━━━━━ SUPPLIED ENTRIES

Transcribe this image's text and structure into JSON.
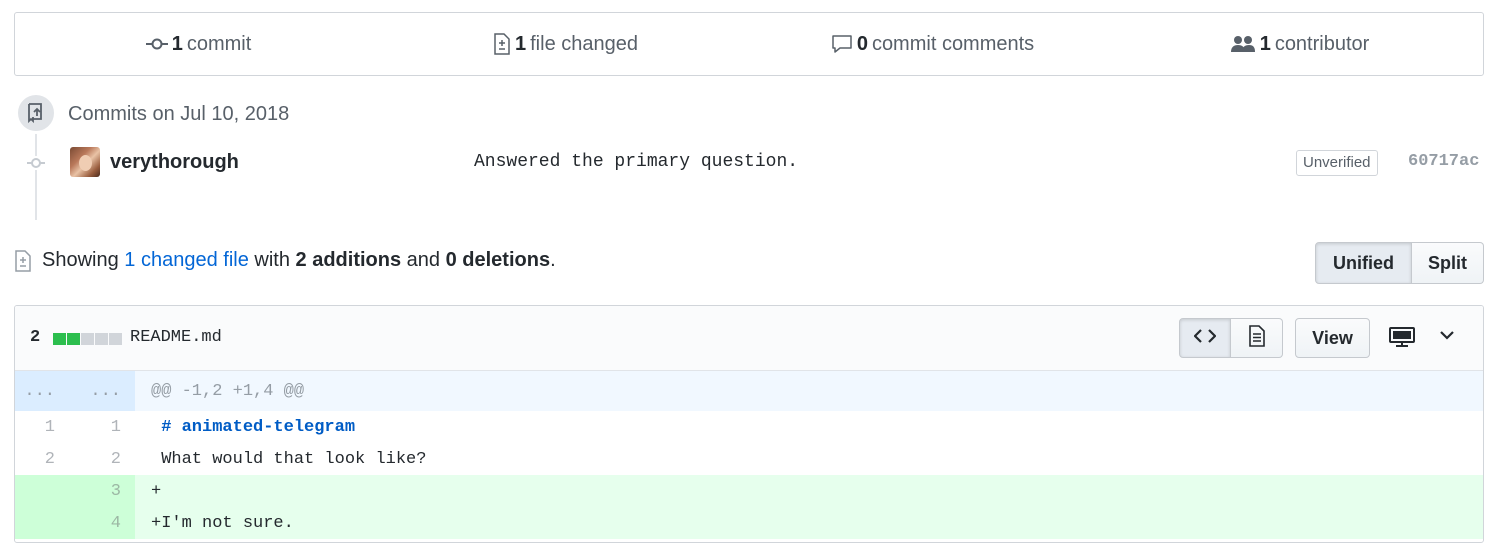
{
  "summary": {
    "commits_num": "1",
    "commits_label": "commit",
    "files_num": "1",
    "files_label": "file changed",
    "comments_num": "0",
    "comments_label": "commit comments",
    "contributors_num": "1",
    "contributors_label": "contributor"
  },
  "commits": {
    "date_heading": "Commits on Jul 10, 2018",
    "items": [
      {
        "author": "verythorough",
        "message": "Answered the primary question.",
        "badge": "Unverified",
        "sha": "60717ac"
      }
    ]
  },
  "toc": {
    "prefix": "Showing",
    "link": "1 changed file",
    "mid1": "with",
    "additions": "2 additions",
    "mid2": "and",
    "deletions": "0 deletions",
    "suffix": "."
  },
  "diff_view": {
    "unified_label": "Unified",
    "split_label": "Split",
    "selected": "Unified"
  },
  "file": {
    "diffstat_count": "2",
    "diffstat_blocks": [
      "add",
      "add",
      "neutral",
      "neutral",
      "neutral"
    ],
    "name": "README.md",
    "view_label": "View",
    "hunk": {
      "old_marker": "...",
      "new_marker": "...",
      "header": "@@ -1,2 +1,4 @@"
    },
    "lines": [
      {
        "type": "context",
        "old": "1",
        "new": "1",
        "prefix": " ",
        "text": "# animated-telegram"
      },
      {
        "type": "context",
        "old": "2",
        "new": "2",
        "prefix": " ",
        "text": "What would that look like?"
      },
      {
        "type": "add",
        "old": "",
        "new": "3",
        "prefix": "+",
        "text": ""
      },
      {
        "type": "add",
        "old": "",
        "new": "4",
        "prefix": "+",
        "text": "I'm not sure."
      }
    ]
  },
  "colors": {
    "link": "#0366d6",
    "addition_bg": "#e6ffed",
    "addition_num_bg": "#cdffd8",
    "hunk_bg": "#f1f8ff",
    "diffstat_add": "#2cbe4e"
  },
  "icons": [
    "git-commit-icon",
    "file-diff-icon",
    "comment-icon",
    "people-icon",
    "repo-push-icon",
    "code-icon",
    "file-text-icon",
    "desktop-icon",
    "chevron-down-icon"
  ]
}
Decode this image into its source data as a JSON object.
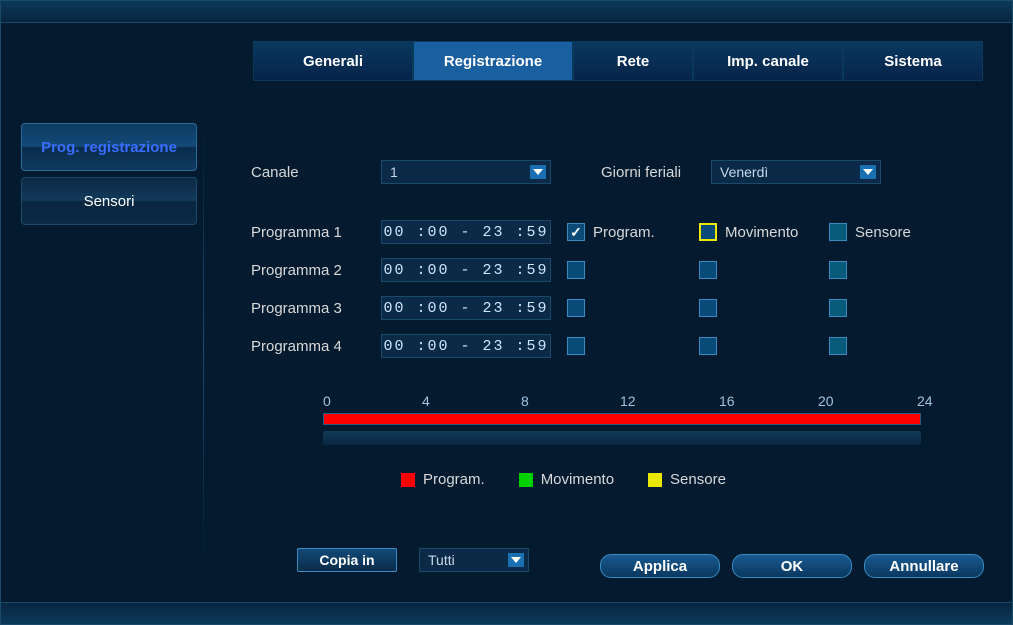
{
  "tabs": {
    "general": "Generali",
    "recording": "Registrazione",
    "network": "Rete",
    "channel_settings": "Imp. canale",
    "system": "Sistema"
  },
  "sidebar": {
    "rec_schedule": "Prog. registrazione",
    "sensors": "Sensori"
  },
  "labels": {
    "channel": "Canale",
    "weekday": "Giorni feriali",
    "program1": "Programma 1",
    "program2": "Programma 2",
    "program3": "Programma 3",
    "program4": "Programma 4",
    "program_col": "Program.",
    "motion_col": "Movimento",
    "sensor_col": "Sensore",
    "copy_to": "Copia in"
  },
  "values": {
    "channel": "1",
    "weekday": "Venerdì",
    "copy_target": "Tutti"
  },
  "times": {
    "p1": "00 :00 - 23 :59",
    "p2": "00 :00 - 23 :59",
    "p3": "00 :00 - 23 :59",
    "p4": "00 :00 - 23 :59"
  },
  "checks": {
    "p1": {
      "program": true,
      "motion": false,
      "sensor": false
    },
    "p2": {
      "program": false,
      "motion": false,
      "sensor": false
    },
    "p3": {
      "program": false,
      "motion": false,
      "sensor": false
    },
    "p4": {
      "program": false,
      "motion": false,
      "sensor": false
    }
  },
  "timeline": {
    "ticks": [
      "0",
      "4",
      "8",
      "12",
      "16",
      "20",
      "24"
    ],
    "fill_start_h": 0,
    "fill_end_h": 24
  },
  "legend": {
    "program": "Program.",
    "motion": "Movimento",
    "sensor": "Sensore"
  },
  "footer": {
    "apply": "Applica",
    "ok": "OK",
    "cancel": "Annullare"
  },
  "colors": {
    "accent": "#1a5fa0",
    "program": "#ff0000",
    "motion": "#00d000",
    "sensor": "#e8e800"
  }
}
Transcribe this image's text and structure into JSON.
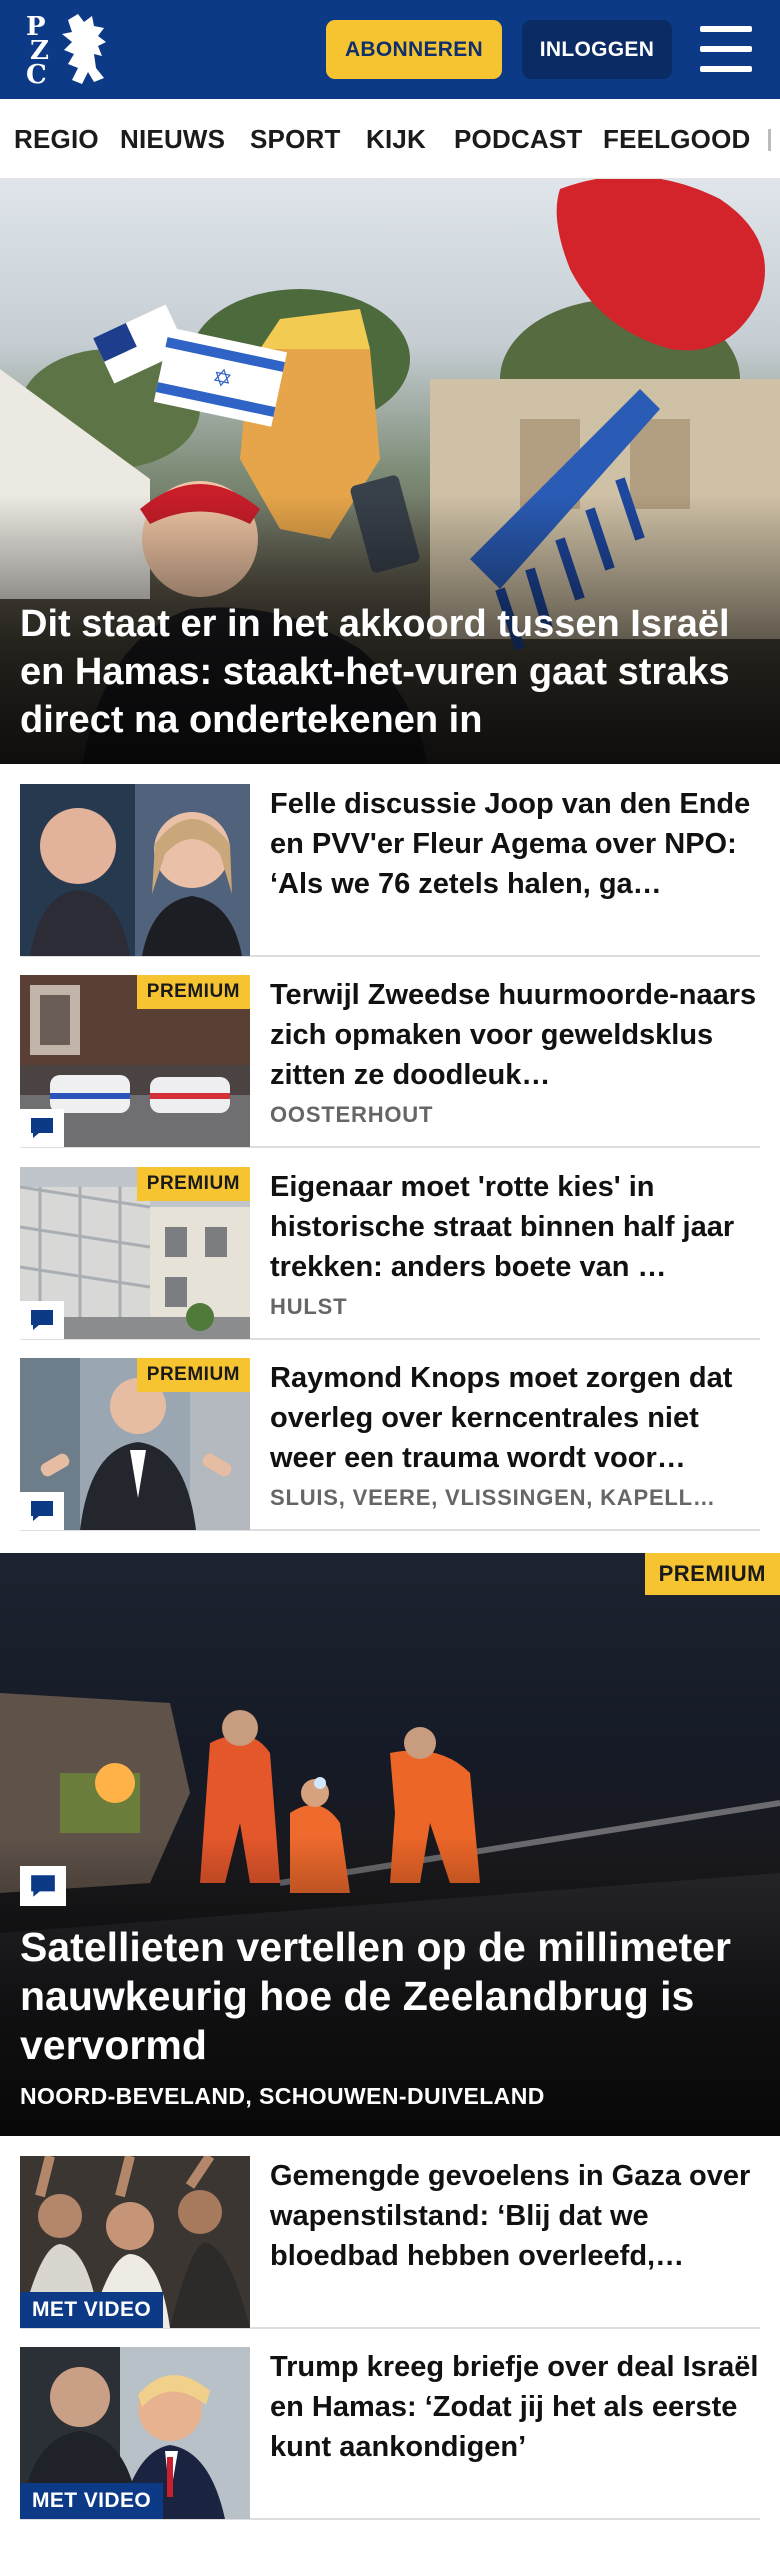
{
  "header": {
    "logo_letters": [
      "P",
      "Z",
      "C"
    ],
    "subscribe_label": "ABONNEREN",
    "login_label": "INLOGGEN",
    "menu_icon": "hamburger-menu-icon"
  },
  "nav": {
    "items": [
      "REGIO",
      "NIEUWS",
      "SPORT",
      "KIJK",
      "PODCAST",
      "FEELGOOD"
    ]
  },
  "hero": {
    "title": "Dit staat er in het akkoord tussen Israël en Hamas: staakt-het-vuren gaat straks direct na ondertekenen in"
  },
  "articles": [
    {
      "title": "Felle discussie Joop van den Ende en PVV'er Fleur Agema over NPO: ‘Als we 76 zetels halen, ga…",
      "location": "",
      "badge": "",
      "comments": false
    },
    {
      "title": "Terwijl Zweedse huurmoorde-naars zich opmaken voor geweldsklus zitten ze doodleuk…",
      "location": "OOSTERHOUT",
      "badge": "PREMIUM",
      "comments": true
    },
    {
      "title": "Eigenaar moet 'rotte kies' in historische straat binnen half jaar trekken: anders boete van …",
      "location": "HULST",
      "badge": "PREMIUM",
      "comments": true
    },
    {
      "title": "Raymond Knops moet zorgen dat overleg over kerncentrales niet weer een trauma wordt voor…",
      "location": "SLUIS, VEERE, VLISSINGEN, KAPELL…",
      "badge": "PREMIUM",
      "comments": true
    }
  ],
  "feature": {
    "badge": "PREMIUM",
    "title": "Satellieten vertellen op de millimeter nauwkeurig hoe de Zeelandbrug is vervormd",
    "location": "NOORD-BEVELAND, SCHOUWEN-DUIVELAND"
  },
  "video_articles": [
    {
      "title": "Gemengde gevoelens in Gaza over wapenstilstand: ‘Blij dat we bloedbad hebben overleefd,…",
      "badge": "MET VIDEO"
    },
    {
      "title": "Trump kreeg briefje over deal Israël en Hamas: ‘Zodat jij het als eerste kunt aankondigen’",
      "badge": "MET VIDEO"
    }
  ],
  "colors": {
    "brand_blue": "#0c3a86",
    "accent_yellow": "#f6c430"
  }
}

━━━━━━━━━━

*EXERCISE BRIEF*. Collect, from the material above, every line containing the word "Programma".

*WRITTEN RESPONSE*.
    "program1": "Programma 1",
    "program2": "Programma 2",
    "program3": "Programma 3",
    "program4": "Programma 4",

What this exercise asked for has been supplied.